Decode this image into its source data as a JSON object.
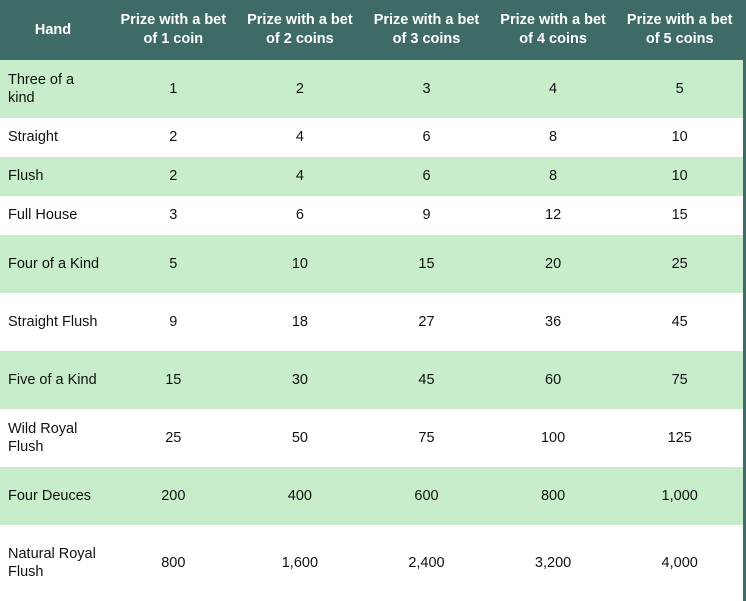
{
  "table": {
    "headers": {
      "hand": "Hand",
      "bets": [
        "Prize with a bet of 1 coin",
        "Prize with a bet of 2 coins",
        "Prize with a bet of 3 coins",
        "Prize with a bet of 4 coins",
        "Prize with a bet of 5 coins"
      ]
    },
    "rows": [
      {
        "hand": "Three of a kind",
        "prizes": [
          "1",
          "2",
          "3",
          "4",
          "5"
        ]
      },
      {
        "hand": "Straight",
        "prizes": [
          "2",
          "4",
          "6",
          "8",
          "10"
        ]
      },
      {
        "hand": "Flush",
        "prizes": [
          "2",
          "4",
          "6",
          "8",
          "10"
        ]
      },
      {
        "hand": "Full House",
        "prizes": [
          "3",
          "6",
          "9",
          "12",
          "15"
        ]
      },
      {
        "hand": "Four of a Kind",
        "prizes": [
          "5",
          "10",
          "15",
          "20",
          "25"
        ]
      },
      {
        "hand": "Straight Flush",
        "prizes": [
          "9",
          "18",
          "27",
          "36",
          "45"
        ]
      },
      {
        "hand": "Five of a Kind",
        "prizes": [
          "15",
          "30",
          "45",
          "60",
          "75"
        ]
      },
      {
        "hand": "Wild Royal Flush",
        "prizes": [
          "25",
          "50",
          "75",
          "100",
          "125"
        ]
      },
      {
        "hand": "Four Deuces",
        "prizes": [
          "200",
          "400",
          "600",
          "800",
          "1,000"
        ]
      },
      {
        "hand": "Natural Royal Flush",
        "prizes": [
          "800",
          "1,600",
          "2,400",
          "3,200",
          "4,000"
        ]
      }
    ]
  },
  "colors": {
    "header_bg": "#3f6b66",
    "header_text": "#ffffff",
    "row_shaded": "#c7edcb",
    "row_plain": "#ffffff"
  }
}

Exercise >> Display every line of the listing that contains the string "Flush".

Result >>
        "hand": "Flush",
        "hand": "Straight Flush",
        "hand": "Wild Royal Flush",
        "hand": "Natural Royal Flush",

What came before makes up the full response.